### Source records
[Begin]
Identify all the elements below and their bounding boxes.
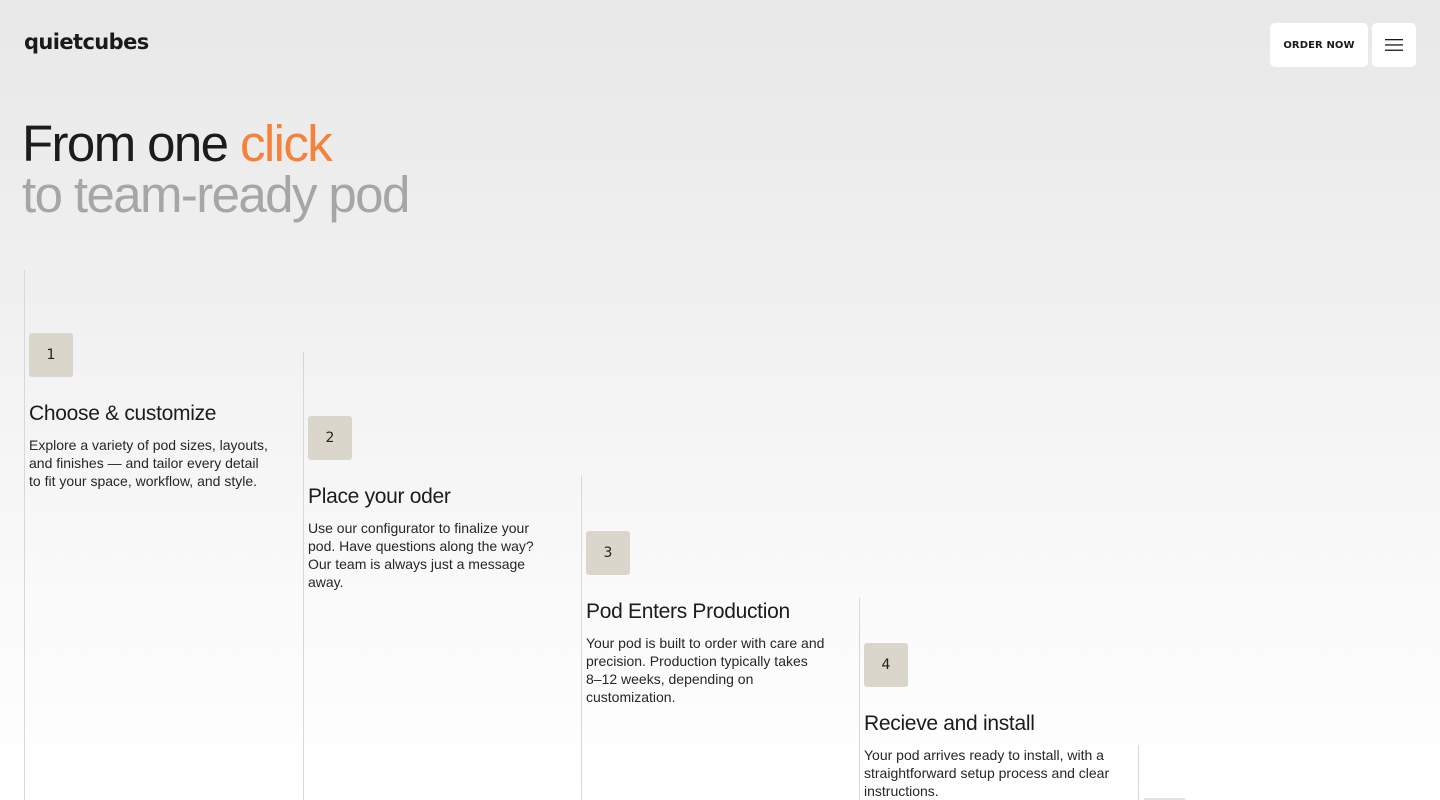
step-description: Use our configurator to finalize your po…: [308, 520, 534, 590]
step-divider-5: [1138, 745, 1139, 800]
step-divider-1: [24, 270, 25, 800]
step-number-badge: 2: [308, 416, 352, 460]
step-title: Recieve and install: [864, 712, 1035, 735]
hero-line-2: to team-ready pod: [22, 166, 410, 223]
step-title: Place your oder: [308, 485, 451, 508]
step-divider-2: [303, 352, 304, 800]
step-title: Pod Enters Production: [586, 600, 790, 623]
order-now-button[interactable]: ORDER NOW: [1270, 23, 1368, 67]
menu-button[interactable]: [1372, 23, 1416, 67]
order-now-label: ORDER NOW: [1283, 39, 1355, 51]
step-number-badge: 1: [29, 333, 73, 377]
step-description: Your pod is built to order with care and…: [586, 635, 825, 705]
step-title: Choose & customize: [29, 402, 217, 425]
logo[interactable]: quietcubes: [24, 30, 149, 54]
hero-heading: From one click to team-ready pod: [22, 118, 410, 223]
hamburger-menu-icon: [1385, 39, 1403, 51]
hero-line-1-prefix: From one: [22, 115, 241, 172]
hero-accent-word: click: [240, 115, 333, 172]
step-number-badge: 3: [586, 531, 630, 575]
step-divider-4: [859, 598, 860, 800]
hero-line-1: From one click: [22, 118, 409, 169]
step-number-badge: 4: [864, 643, 908, 687]
step-divider-3: [581, 475, 582, 800]
step-description: Explore a variety of pod sizes, layouts,…: [29, 437, 268, 489]
step-description: Your pod arrives ready to install, with …: [864, 747, 1110, 799]
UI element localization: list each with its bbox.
[End]
### Stated exercise
Please reproduce every line of the records above word for word, but leave out the pictures.

### Solution for this problem
Identify all the elements below and their bounding boxes.
step-description: Use our configurator to finalize your po…: [308, 520, 534, 590]
step-divider-5: [1138, 745, 1139, 800]
step-divider-1: [24, 270, 25, 800]
step-number-badge: 2: [308, 416, 352, 460]
step-title: Recieve and install: [864, 712, 1035, 735]
hero-line-2: to team-ready pod: [22, 166, 410, 223]
step-title: Place your oder: [308, 485, 451, 508]
step-divider-2: [303, 352, 304, 800]
step-title: Pod Enters Production: [586, 600, 790, 623]
order-now-button[interactable]: ORDER NOW: [1270, 23, 1368, 67]
menu-button[interactable]: [1372, 23, 1416, 67]
order-now-label: ORDER NOW: [1283, 39, 1355, 51]
step-number-badge: 1: [29, 333, 73, 377]
step-description: Your pod is built to order with care and…: [586, 635, 825, 705]
step-title: Choose & customize: [29, 402, 217, 425]
logo[interactable]: quietcubes: [24, 30, 149, 54]
hero-heading: From one click to team-ready pod: [22, 118, 410, 223]
hamburger-menu-icon: [1385, 39, 1403, 51]
hero-line-1-prefix: From one: [22, 115, 241, 172]
hero-accent-word: click: [240, 115, 333, 172]
step-number-badge: 3: [586, 531, 630, 575]
step-divider-4: [859, 598, 860, 800]
hero-line-1: From one click: [22, 118, 409, 169]
step-number-badge: 4: [864, 643, 908, 687]
step-divider-3: [581, 475, 582, 800]
step-description: Explore a variety of pod sizes, layouts,…: [29, 437, 268, 489]
step-description: Your pod arrives ready to install, with …: [864, 747, 1110, 799]
UI element localization: list each with its bbox.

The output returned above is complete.